Figure record listings:
■ ■ ■

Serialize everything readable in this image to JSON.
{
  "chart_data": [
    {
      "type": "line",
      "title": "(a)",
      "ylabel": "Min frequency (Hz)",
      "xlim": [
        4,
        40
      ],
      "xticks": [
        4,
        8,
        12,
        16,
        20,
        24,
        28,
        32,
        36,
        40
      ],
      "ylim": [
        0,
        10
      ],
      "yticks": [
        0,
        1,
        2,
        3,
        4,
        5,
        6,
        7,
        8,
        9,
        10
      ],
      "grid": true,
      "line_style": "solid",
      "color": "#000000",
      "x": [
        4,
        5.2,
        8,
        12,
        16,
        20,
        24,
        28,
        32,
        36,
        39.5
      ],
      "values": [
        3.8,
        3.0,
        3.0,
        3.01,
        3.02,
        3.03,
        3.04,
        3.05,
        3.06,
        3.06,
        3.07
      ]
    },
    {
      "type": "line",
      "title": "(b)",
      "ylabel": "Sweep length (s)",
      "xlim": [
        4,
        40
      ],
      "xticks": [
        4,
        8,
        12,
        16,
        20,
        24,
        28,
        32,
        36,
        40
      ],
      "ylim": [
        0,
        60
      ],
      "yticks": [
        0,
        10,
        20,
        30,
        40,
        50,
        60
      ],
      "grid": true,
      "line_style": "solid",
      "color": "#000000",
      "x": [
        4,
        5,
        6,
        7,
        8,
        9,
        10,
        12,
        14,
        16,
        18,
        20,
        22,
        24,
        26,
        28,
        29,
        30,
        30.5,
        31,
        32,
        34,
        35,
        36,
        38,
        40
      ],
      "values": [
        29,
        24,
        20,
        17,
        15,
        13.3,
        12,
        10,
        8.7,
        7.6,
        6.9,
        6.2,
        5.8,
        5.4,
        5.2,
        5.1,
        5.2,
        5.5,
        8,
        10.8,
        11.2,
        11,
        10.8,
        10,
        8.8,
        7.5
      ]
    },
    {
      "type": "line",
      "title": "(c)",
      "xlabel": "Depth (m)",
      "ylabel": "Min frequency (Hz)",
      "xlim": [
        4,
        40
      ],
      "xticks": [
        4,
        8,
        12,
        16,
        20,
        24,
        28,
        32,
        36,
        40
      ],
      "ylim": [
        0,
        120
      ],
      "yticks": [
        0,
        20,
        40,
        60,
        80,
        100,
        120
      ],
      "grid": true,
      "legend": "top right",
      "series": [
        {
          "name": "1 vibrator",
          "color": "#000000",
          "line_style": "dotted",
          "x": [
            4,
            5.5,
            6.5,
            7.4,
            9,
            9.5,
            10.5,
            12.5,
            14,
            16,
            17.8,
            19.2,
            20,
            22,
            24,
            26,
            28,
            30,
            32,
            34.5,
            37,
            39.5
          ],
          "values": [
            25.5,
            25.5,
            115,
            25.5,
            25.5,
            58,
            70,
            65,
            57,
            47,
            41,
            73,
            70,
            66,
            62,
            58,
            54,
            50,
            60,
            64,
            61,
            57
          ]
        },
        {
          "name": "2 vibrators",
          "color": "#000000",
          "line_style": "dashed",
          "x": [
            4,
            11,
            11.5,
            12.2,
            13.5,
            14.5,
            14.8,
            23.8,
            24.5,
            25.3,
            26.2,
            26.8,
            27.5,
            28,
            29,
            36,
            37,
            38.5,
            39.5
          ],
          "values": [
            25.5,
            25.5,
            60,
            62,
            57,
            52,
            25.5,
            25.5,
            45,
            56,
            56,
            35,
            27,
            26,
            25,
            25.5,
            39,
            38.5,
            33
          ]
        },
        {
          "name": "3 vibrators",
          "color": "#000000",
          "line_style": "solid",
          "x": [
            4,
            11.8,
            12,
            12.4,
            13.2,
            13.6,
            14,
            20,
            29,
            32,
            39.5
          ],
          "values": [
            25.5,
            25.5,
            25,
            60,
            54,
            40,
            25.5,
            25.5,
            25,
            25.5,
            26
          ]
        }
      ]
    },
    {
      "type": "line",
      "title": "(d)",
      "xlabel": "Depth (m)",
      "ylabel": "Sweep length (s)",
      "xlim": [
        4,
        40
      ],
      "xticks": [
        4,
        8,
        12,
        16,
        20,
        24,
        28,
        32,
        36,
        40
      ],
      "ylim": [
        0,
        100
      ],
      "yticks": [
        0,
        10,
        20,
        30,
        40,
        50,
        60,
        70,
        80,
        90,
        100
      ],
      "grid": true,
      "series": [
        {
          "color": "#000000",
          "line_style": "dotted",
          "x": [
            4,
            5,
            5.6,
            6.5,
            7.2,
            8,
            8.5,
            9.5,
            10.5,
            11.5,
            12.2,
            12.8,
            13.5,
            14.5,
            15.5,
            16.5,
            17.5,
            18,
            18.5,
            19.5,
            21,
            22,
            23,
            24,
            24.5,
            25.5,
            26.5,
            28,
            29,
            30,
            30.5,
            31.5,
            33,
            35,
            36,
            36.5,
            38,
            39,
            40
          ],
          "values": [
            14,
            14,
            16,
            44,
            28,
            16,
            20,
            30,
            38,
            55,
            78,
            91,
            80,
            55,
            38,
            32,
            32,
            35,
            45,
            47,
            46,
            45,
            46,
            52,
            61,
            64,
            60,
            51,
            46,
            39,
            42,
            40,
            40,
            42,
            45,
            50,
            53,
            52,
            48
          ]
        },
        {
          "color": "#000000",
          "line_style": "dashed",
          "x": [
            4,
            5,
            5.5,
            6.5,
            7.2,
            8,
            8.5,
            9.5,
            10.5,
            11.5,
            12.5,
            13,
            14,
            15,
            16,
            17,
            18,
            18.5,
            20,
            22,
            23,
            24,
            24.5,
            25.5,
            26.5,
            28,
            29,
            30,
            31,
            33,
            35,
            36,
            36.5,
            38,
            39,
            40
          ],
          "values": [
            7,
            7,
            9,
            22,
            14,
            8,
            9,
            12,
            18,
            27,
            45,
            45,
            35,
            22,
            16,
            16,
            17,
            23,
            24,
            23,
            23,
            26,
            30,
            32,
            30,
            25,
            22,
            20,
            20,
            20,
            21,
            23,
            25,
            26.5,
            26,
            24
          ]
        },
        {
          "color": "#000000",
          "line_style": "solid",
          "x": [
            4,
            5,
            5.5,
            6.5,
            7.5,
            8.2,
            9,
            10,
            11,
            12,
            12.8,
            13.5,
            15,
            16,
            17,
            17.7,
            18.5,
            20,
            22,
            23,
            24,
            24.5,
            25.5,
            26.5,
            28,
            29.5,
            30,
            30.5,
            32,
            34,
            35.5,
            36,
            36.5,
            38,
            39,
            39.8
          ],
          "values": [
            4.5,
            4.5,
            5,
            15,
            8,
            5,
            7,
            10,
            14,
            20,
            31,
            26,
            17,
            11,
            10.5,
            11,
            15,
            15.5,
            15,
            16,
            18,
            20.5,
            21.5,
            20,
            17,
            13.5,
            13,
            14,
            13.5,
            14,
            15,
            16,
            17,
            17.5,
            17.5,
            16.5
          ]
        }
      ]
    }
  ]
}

■ ■ ■

Task directions: Type out all of the material again, word for word.

Finished task:
Serialize everything readable in this image to JSON.
{
  "chart_data": [
    {
      "type": "line",
      "title": "(a)",
      "ylabel": "Min frequency (Hz)",
      "xlim": [
        4,
        40
      ],
      "xticks": [
        4,
        8,
        12,
        16,
        20,
        24,
        28,
        32,
        36,
        40
      ],
      "ylim": [
        0,
        10
      ],
      "yticks": [
        0,
        1,
        2,
        3,
        4,
        5,
        6,
        7,
        8,
        9,
        10
      ],
      "grid": true,
      "line_style": "solid",
      "color": "#000000",
      "x": [
        4,
        5.2,
        8,
        12,
        16,
        20,
        24,
        28,
        32,
        36,
        39.5
      ],
      "values": [
        3.8,
        3.0,
        3.0,
        3.01,
        3.02,
        3.03,
        3.04,
        3.05,
        3.06,
        3.06,
        3.07
      ]
    },
    {
      "type": "line",
      "title": "(b)",
      "ylabel": "Sweep length (s)",
      "xlim": [
        4,
        40
      ],
      "xticks": [
        4,
        8,
        12,
        16,
        20,
        24,
        28,
        32,
        36,
        40
      ],
      "ylim": [
        0,
        60
      ],
      "yticks": [
        0,
        10,
        20,
        30,
        40,
        50,
        60
      ],
      "grid": true,
      "line_style": "solid",
      "color": "#000000",
      "x": [
        4,
        5,
        6,
        7,
        8,
        9,
        10,
        12,
        14,
        16,
        18,
        20,
        22,
        24,
        26,
        28,
        29,
        30,
        30.5,
        31,
        32,
        34,
        35,
        36,
        38,
        40
      ],
      "values": [
        29,
        24,
        20,
        17,
        15,
        13.3,
        12,
        10,
        8.7,
        7.6,
        6.9,
        6.2,
        5.8,
        5.4,
        5.2,
        5.1,
        5.2,
        5.5,
        8,
        10.8,
        11.2,
        11,
        10.8,
        10,
        8.8,
        7.5
      ]
    },
    {
      "type": "line",
      "title": "(c)",
      "xlabel": "Depth (m)",
      "ylabel": "Min frequency (Hz)",
      "xlim": [
        4,
        40
      ],
      "xticks": [
        4,
        8,
        12,
        16,
        20,
        24,
        28,
        32,
        36,
        40
      ],
      "ylim": [
        0,
        120
      ],
      "yticks": [
        0,
        20,
        40,
        60,
        80,
        100,
        120
      ],
      "grid": true,
      "legend": "top right",
      "series": [
        {
          "name": "1 vibrator",
          "color": "#000000",
          "line_style": "dotted",
          "x": [
            4,
            5.5,
            6.5,
            7.4,
            9,
            9.5,
            10.5,
            12.5,
            14,
            16,
            17.8,
            19.2,
            20,
            22,
            24,
            26,
            28,
            30,
            32,
            34.5,
            37,
            39.5
          ],
          "values": [
            25.5,
            25.5,
            115,
            25.5,
            25.5,
            58,
            70,
            65,
            57,
            47,
            41,
            73,
            70,
            66,
            62,
            58,
            54,
            50,
            60,
            64,
            61,
            57
          ]
        },
        {
          "name": "2 vibrators",
          "color": "#000000",
          "line_style": "dashed",
          "x": [
            4,
            11,
            11.5,
            12.2,
            13.5,
            14.5,
            14.8,
            23.8,
            24.5,
            25.3,
            26.2,
            26.8,
            27.5,
            28,
            29,
            36,
            37,
            38.5,
            39.5
          ],
          "values": [
            25.5,
            25.5,
            60,
            62,
            57,
            52,
            25.5,
            25.5,
            45,
            56,
            56,
            35,
            27,
            26,
            25,
            25.5,
            39,
            38.5,
            33
          ]
        },
        {
          "name": "3 vibrators",
          "color": "#000000",
          "line_style": "solid",
          "x": [
            4,
            11.8,
            12,
            12.4,
            13.2,
            13.6,
            14,
            20,
            29,
            32,
            39.5
          ],
          "values": [
            25.5,
            25.5,
            25,
            60,
            54,
            40,
            25.5,
            25.5,
            25,
            25.5,
            26
          ]
        }
      ]
    },
    {
      "type": "line",
      "title": "(d)",
      "xlabel": "Depth (m)",
      "ylabel": "Sweep length (s)",
      "xlim": [
        4,
        40
      ],
      "xticks": [
        4,
        8,
        12,
        16,
        20,
        24,
        28,
        32,
        36,
        40
      ],
      "ylim": [
        0,
        100
      ],
      "yticks": [
        0,
        10,
        20,
        30,
        40,
        50,
        60,
        70,
        80,
        90,
        100
      ],
      "grid": true,
      "series": [
        {
          "color": "#000000",
          "line_style": "dotted",
          "x": [
            4,
            5,
            5.6,
            6.5,
            7.2,
            8,
            8.5,
            9.5,
            10.5,
            11.5,
            12.2,
            12.8,
            13.5,
            14.5,
            15.5,
            16.5,
            17.5,
            18,
            18.5,
            19.5,
            21,
            22,
            23,
            24,
            24.5,
            25.5,
            26.5,
            28,
            29,
            30,
            30.5,
            31.5,
            33,
            35,
            36,
            36.5,
            38,
            39,
            40
          ],
          "values": [
            14,
            14,
            16,
            44,
            28,
            16,
            20,
            30,
            38,
            55,
            78,
            91,
            80,
            55,
            38,
            32,
            32,
            35,
            45,
            47,
            46,
            45,
            46,
            52,
            61,
            64,
            60,
            51,
            46,
            39,
            42,
            40,
            40,
            42,
            45,
            50,
            53,
            52,
            48
          ]
        },
        {
          "color": "#000000",
          "line_style": "dashed",
          "x": [
            4,
            5,
            5.5,
            6.5,
            7.2,
            8,
            8.5,
            9.5,
            10.5,
            11.5,
            12.5,
            13,
            14,
            15,
            16,
            17,
            18,
            18.5,
            20,
            22,
            23,
            24,
            24.5,
            25.5,
            26.5,
            28,
            29,
            30,
            31,
            33,
            35,
            36,
            36.5,
            38,
            39,
            40
          ],
          "values": [
            7,
            7,
            9,
            22,
            14,
            8,
            9,
            12,
            18,
            27,
            45,
            45,
            35,
            22,
            16,
            16,
            17,
            23,
            24,
            23,
            23,
            26,
            30,
            32,
            30,
            25,
            22,
            20,
            20,
            20,
            21,
            23,
            25,
            26.5,
            26,
            24
          ]
        },
        {
          "color": "#000000",
          "line_style": "solid",
          "x": [
            4,
            5,
            5.5,
            6.5,
            7.5,
            8.2,
            9,
            10,
            11,
            12,
            12.8,
            13.5,
            15,
            16,
            17,
            17.7,
            18.5,
            20,
            22,
            23,
            24,
            24.5,
            25.5,
            26.5,
            28,
            29.5,
            30,
            30.5,
            32,
            34,
            35.5,
            36,
            36.5,
            38,
            39,
            39.8
          ],
          "values": [
            4.5,
            4.5,
            5,
            15,
            8,
            5,
            7,
            10,
            14,
            20,
            31,
            26,
            17,
            11,
            10.5,
            11,
            15,
            15.5,
            15,
            16,
            18,
            20.5,
            21.5,
            20,
            17,
            13.5,
            13,
            14,
            13.5,
            14,
            15,
            16,
            17,
            17.5,
            17.5,
            16.5
          ]
        }
      ]
    }
  ]
}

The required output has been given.